### Problem details
Every line that includes the word "accent" is to be listed.

┌─ Data in this exercise

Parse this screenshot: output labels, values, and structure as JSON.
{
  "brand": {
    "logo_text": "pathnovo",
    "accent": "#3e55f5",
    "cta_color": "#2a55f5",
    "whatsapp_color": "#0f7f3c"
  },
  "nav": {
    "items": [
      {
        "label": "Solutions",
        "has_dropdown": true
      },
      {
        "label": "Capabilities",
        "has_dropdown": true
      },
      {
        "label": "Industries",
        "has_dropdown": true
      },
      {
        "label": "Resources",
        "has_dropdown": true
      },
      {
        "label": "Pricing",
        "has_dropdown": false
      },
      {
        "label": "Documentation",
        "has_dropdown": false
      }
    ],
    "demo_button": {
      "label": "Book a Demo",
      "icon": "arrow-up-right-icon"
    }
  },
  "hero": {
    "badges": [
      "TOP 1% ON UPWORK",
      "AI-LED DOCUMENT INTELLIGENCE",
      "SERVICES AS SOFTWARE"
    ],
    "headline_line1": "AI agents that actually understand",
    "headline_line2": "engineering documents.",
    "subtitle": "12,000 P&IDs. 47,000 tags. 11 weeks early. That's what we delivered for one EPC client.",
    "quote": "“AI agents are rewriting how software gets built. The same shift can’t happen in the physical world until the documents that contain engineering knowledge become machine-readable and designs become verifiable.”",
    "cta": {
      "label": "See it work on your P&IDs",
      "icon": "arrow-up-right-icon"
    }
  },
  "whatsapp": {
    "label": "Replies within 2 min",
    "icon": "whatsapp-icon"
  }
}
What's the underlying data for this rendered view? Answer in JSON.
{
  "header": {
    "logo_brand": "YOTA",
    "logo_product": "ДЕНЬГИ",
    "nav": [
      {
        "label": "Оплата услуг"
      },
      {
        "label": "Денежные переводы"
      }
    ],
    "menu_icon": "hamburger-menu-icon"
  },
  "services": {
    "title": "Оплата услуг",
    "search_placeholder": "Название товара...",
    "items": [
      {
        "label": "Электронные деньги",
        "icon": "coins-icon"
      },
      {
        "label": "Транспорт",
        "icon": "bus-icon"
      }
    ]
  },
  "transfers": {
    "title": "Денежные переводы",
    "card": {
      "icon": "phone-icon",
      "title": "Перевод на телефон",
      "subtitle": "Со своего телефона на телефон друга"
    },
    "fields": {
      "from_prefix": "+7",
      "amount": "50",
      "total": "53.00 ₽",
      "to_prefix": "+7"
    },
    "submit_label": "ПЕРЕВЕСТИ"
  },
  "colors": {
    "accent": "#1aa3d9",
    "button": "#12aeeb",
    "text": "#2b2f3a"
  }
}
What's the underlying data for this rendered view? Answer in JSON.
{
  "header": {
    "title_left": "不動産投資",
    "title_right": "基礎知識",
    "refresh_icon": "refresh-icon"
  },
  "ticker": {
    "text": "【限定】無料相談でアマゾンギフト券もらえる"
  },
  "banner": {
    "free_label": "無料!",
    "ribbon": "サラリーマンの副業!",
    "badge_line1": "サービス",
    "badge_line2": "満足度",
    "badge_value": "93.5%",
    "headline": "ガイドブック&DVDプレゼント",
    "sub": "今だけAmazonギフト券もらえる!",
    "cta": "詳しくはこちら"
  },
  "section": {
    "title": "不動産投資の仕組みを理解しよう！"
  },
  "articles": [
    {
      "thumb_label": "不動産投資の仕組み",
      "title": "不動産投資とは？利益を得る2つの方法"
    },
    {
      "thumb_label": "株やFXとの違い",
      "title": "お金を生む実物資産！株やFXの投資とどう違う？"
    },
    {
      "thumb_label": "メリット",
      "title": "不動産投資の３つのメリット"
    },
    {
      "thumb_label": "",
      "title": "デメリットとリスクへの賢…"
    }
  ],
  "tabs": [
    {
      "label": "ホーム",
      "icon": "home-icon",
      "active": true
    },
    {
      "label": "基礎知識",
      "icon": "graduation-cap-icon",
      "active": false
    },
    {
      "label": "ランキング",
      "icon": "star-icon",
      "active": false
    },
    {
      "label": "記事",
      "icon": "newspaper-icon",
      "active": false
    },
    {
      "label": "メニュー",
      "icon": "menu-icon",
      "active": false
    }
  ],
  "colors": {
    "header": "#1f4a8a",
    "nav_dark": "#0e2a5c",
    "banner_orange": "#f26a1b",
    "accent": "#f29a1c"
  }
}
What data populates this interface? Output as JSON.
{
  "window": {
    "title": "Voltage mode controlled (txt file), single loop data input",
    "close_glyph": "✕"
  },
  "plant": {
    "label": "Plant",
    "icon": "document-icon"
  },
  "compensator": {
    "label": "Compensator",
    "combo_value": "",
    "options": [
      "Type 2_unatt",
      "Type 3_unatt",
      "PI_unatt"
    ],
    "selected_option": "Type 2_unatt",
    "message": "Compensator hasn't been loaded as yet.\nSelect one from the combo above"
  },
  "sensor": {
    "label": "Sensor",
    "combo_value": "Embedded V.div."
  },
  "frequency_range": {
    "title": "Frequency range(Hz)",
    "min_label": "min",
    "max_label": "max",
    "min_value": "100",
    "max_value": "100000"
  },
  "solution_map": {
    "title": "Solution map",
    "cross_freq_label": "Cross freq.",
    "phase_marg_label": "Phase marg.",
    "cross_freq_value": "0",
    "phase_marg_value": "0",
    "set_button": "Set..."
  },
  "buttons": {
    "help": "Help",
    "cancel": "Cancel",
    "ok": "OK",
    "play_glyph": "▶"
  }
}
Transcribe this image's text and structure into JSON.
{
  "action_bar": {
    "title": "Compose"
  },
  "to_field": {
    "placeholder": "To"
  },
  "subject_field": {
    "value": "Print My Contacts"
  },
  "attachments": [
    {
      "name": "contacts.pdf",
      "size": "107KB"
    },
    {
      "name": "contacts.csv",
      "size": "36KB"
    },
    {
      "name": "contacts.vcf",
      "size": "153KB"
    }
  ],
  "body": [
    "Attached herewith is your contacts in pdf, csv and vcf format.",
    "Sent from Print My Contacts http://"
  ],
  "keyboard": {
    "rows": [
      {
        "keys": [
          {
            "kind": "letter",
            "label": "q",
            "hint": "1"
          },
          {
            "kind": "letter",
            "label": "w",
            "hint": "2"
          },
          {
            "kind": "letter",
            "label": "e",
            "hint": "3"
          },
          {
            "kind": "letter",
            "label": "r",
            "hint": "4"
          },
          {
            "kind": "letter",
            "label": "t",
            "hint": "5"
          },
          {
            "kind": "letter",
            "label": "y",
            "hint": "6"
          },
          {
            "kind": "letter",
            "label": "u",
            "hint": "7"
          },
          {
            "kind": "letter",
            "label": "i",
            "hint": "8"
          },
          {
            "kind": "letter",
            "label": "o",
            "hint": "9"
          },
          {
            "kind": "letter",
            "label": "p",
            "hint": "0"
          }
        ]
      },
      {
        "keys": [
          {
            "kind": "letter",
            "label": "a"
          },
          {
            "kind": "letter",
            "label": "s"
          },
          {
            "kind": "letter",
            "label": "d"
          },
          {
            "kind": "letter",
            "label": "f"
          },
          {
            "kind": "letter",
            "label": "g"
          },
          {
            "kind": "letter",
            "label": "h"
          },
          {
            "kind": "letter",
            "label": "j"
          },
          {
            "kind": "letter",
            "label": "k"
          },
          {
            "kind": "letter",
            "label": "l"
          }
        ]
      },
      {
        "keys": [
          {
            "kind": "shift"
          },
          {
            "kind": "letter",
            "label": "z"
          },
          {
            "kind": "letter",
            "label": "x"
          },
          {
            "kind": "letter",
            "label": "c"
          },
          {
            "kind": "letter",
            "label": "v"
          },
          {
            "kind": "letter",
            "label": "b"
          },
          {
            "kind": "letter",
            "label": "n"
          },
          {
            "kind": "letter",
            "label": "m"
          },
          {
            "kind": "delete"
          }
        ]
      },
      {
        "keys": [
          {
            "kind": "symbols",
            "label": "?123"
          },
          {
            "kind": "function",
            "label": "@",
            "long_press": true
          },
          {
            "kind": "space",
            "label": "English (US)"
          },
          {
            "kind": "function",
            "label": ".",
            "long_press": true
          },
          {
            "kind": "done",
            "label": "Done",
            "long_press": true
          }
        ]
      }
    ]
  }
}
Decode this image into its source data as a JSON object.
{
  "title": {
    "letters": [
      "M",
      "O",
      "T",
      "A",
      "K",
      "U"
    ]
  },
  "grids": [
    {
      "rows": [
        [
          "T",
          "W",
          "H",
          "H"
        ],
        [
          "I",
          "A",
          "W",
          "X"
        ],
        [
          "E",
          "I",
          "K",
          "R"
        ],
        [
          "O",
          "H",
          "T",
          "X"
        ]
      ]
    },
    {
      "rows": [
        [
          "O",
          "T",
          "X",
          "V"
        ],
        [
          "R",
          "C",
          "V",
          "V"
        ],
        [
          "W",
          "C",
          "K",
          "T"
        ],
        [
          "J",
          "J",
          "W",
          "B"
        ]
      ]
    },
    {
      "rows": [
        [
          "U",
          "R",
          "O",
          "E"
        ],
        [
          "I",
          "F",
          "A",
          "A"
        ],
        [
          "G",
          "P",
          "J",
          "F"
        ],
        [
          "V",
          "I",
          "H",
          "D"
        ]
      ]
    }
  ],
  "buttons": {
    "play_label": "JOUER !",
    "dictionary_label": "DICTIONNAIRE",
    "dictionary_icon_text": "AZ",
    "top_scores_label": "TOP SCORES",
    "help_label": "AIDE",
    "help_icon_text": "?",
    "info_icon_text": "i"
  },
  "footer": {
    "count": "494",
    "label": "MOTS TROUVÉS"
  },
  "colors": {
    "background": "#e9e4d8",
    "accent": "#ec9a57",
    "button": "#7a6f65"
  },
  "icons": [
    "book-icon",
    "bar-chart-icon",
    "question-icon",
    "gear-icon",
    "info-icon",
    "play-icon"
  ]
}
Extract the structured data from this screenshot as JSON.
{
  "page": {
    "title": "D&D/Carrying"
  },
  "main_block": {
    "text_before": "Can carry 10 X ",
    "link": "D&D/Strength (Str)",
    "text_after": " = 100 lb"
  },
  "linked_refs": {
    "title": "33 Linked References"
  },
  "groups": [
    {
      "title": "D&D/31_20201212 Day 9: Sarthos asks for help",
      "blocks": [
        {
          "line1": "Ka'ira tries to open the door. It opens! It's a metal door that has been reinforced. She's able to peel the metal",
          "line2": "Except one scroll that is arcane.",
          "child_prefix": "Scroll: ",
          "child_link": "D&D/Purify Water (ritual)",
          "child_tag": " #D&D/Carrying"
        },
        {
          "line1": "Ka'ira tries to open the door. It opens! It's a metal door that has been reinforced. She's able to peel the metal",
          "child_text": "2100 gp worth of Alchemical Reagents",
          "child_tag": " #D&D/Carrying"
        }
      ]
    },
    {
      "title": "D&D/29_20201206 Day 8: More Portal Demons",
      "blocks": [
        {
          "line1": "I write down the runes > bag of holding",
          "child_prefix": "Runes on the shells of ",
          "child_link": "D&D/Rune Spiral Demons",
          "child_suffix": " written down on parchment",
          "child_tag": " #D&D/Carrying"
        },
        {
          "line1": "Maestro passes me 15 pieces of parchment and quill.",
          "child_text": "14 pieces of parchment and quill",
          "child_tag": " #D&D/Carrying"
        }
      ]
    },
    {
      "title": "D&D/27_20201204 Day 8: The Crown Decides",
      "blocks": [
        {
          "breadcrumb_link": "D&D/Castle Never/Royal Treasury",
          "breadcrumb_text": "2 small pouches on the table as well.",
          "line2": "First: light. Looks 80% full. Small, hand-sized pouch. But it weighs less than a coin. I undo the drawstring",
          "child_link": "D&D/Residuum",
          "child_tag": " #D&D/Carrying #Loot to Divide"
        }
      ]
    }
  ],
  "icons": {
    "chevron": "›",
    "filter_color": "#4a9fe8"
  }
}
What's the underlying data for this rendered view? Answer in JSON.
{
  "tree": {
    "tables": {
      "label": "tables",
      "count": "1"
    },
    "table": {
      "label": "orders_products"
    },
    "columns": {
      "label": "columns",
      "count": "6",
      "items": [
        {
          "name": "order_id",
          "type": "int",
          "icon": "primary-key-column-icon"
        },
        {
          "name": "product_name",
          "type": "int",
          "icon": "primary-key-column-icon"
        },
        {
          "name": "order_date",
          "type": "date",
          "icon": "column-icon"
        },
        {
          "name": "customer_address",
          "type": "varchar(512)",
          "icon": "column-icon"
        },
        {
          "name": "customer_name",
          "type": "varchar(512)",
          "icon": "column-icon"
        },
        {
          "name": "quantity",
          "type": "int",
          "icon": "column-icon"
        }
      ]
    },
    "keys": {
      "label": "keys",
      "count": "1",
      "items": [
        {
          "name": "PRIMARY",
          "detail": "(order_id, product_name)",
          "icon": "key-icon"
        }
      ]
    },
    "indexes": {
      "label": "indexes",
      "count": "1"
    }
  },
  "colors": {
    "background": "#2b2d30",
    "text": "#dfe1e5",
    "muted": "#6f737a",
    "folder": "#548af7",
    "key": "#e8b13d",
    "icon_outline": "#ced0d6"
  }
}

└─

### Solution for this problem
    "accent": "#3e55f5",
    "accent": "#1aa3d9",
    "accent": "#f29a1c"
    "accent": "#ec9a57",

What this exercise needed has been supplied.